Start DATA ENTRIES

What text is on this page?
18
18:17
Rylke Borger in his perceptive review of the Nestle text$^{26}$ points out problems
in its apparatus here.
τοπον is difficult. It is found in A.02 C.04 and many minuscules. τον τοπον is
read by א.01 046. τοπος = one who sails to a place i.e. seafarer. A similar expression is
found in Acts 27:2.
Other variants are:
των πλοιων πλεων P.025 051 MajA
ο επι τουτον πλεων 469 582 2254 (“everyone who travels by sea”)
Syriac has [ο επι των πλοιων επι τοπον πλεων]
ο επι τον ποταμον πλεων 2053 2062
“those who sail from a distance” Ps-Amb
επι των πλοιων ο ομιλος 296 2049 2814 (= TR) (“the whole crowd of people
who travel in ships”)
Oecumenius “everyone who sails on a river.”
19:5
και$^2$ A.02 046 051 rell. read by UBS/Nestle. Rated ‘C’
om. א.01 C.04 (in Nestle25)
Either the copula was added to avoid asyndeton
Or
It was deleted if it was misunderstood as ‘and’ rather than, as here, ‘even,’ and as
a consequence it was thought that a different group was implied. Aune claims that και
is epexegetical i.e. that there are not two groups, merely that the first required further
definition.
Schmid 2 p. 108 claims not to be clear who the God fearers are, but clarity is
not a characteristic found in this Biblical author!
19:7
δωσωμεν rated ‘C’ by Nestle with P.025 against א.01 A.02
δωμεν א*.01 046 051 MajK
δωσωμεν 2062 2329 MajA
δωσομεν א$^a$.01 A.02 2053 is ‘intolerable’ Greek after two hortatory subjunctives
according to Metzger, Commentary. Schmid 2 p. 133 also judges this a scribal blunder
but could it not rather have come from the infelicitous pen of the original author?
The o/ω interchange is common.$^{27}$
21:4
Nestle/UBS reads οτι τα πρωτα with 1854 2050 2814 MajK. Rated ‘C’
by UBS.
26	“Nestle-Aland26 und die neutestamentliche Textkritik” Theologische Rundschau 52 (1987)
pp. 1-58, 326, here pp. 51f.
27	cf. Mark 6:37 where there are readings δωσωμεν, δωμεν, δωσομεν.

End DATA ENTRIES

EXERCISE PROMPT -
Quote the whole listing above, leaving nothing out.

OUTPUT OF THE TASK -
What text is on this page?
18
18:17
Rylke Borger in his perceptive review of the Nestle text$^{26}$ points out problems
in its apparatus here.
τοπον is difficult. It is found in A.02 C.04 and many minuscules. τον τοπον is
read by א.01 046. τοπος = one who sails to a place i.e. seafarer. A similar expression is
found in Acts 27:2.
Other variants are:
των πλοιων πλεων P.025 051 MajA
ο επι τουτον πλεων 469 582 2254 (“everyone who travels by sea”)
Syriac has [ο επι των πλοιων επι τοπον πλεων]
ο επι τον ποταμον πλεων 2053 2062
“those who sail from a distance” Ps-Amb
επι των πλοιων ο ομιλος 296 2049 2814 (= TR) (“the whole crowd of people
who travel in ships”)
Oecumenius “everyone who sails on a river.”
19:5
και$^2$ A.02 046 051 rell. read by UBS/Nestle. Rated ‘C’
om. א.01 C.04 (in Nestle25)
Either the copula was added to avoid asyndeton
Or
It was deleted if it was misunderstood as ‘and’ rather than, as here, ‘even,’ and as
a consequence it was thought that a different group was implied. Aune claims that και
is epexegetical i.e. that there are not two groups, merely that the first required further
definition.
Schmid 2 p. 108 claims not to be clear who the God fearers are, but clarity is
not a characteristic found in this Biblical author!
19:7
δωσωμεν rated ‘C’ by Nestle with P.025 against א.01 A.02
δωμεν א*.01 046 051 MajK
δωσωμεν 2062 2329 MajA
δωσομεν א$^a$.01 A.02 2053 is ‘intolerable’ Greek after two hortatory subjunctives
according to Metzger, Commentary. Schmid 2 p. 133 also judges this a scribal blunder
but could it not rather have come from the infelicitous pen of the original author?
The o/ω interchange is common.$^{27}$
21:4
Nestle/UBS reads οτι τα πρωτα with 1854 2050 2814 MajK. Rated ‘C’
by UBS.
26	“Nestle-Aland26 und die neutestamentliche Textkritik” Theologische Rundschau 52 (1987)
pp. 1-58, 326, here pp. 51f.
27	cf. Mark 6:37 where there are readings δωσωμεν, δωμεν, δωσομεν.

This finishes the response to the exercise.